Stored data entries

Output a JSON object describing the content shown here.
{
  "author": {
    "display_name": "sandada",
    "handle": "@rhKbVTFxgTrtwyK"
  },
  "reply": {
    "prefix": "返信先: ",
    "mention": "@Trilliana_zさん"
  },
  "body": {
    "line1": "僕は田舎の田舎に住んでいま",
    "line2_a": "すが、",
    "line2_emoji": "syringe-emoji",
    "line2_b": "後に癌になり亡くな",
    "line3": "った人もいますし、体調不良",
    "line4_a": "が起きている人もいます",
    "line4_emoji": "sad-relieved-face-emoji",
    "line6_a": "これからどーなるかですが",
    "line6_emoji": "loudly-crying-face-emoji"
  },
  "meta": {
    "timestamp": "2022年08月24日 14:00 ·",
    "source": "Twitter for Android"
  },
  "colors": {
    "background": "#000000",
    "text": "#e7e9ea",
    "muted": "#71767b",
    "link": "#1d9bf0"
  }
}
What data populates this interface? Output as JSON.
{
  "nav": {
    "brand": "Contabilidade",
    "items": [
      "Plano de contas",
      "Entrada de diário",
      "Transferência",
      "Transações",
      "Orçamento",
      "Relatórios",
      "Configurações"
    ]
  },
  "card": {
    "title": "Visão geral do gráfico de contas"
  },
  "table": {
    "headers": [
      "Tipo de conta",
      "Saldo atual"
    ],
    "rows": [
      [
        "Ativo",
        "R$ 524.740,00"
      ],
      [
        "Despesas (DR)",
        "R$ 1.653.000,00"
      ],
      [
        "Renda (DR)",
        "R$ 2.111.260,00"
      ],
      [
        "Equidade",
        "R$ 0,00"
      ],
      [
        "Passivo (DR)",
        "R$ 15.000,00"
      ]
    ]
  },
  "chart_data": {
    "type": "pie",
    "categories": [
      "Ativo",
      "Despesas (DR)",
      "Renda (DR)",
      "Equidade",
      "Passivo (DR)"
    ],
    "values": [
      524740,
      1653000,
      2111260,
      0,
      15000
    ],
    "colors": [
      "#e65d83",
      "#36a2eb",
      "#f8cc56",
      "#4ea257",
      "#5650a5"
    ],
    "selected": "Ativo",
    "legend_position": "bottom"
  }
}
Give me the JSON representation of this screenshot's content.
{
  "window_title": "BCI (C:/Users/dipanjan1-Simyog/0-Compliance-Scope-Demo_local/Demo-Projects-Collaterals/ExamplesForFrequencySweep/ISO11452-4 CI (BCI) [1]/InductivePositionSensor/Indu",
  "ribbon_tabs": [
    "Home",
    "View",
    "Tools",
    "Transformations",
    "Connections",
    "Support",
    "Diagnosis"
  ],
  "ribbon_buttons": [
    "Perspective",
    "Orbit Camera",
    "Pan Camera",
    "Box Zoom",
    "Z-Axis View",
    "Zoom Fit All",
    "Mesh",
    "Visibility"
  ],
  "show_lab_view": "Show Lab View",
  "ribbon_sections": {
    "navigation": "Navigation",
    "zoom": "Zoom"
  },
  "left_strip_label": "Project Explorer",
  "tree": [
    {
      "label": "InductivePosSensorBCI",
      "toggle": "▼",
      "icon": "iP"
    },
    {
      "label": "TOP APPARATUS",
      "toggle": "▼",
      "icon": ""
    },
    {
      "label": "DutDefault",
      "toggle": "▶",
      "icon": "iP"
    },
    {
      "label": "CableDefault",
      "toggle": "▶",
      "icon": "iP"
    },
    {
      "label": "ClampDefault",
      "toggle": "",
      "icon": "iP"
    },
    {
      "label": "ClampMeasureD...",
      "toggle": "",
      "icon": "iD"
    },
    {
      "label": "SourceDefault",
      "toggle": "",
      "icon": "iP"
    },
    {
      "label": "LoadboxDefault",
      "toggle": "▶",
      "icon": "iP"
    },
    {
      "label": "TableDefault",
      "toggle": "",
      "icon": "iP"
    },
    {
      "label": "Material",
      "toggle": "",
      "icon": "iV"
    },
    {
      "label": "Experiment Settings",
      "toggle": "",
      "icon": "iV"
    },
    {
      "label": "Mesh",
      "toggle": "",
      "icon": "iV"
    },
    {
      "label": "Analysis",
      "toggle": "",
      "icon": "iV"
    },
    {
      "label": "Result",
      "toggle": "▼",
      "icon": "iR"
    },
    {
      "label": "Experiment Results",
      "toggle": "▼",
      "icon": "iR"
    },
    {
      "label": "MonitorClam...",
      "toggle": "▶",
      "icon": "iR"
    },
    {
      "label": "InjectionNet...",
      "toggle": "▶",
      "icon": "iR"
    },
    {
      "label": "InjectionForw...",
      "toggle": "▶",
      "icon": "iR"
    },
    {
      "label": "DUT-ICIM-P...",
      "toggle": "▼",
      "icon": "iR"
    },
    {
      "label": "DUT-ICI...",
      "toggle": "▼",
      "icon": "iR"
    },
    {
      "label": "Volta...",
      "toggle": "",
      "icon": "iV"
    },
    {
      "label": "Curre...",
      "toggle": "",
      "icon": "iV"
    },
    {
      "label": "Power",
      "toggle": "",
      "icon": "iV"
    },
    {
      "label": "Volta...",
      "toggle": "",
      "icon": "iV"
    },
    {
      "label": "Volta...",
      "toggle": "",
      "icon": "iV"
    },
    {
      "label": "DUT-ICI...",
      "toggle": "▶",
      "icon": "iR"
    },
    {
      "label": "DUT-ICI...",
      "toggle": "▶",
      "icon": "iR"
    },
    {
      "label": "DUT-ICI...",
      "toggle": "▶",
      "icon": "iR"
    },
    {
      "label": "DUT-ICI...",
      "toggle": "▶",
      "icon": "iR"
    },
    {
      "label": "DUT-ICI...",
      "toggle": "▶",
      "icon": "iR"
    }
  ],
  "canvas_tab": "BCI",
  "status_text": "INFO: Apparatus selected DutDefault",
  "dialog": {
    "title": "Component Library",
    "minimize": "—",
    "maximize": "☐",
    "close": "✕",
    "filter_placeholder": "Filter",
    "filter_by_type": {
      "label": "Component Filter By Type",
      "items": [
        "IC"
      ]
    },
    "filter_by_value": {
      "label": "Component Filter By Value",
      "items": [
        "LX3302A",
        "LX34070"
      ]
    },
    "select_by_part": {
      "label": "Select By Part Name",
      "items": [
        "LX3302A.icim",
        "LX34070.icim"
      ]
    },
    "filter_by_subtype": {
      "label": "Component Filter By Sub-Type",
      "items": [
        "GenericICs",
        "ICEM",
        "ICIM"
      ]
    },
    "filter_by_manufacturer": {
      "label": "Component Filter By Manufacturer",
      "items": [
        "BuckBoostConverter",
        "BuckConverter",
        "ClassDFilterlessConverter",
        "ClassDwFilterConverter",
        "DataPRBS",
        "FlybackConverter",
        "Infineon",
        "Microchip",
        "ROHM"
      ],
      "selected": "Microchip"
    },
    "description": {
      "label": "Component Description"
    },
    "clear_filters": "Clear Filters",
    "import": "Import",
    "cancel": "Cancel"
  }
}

# Problem to solve
Find every line that holds "this" and copy it.

# The response
What data populates this interface? Output as JSON.
Give me the JSON representation of this screenshot's content.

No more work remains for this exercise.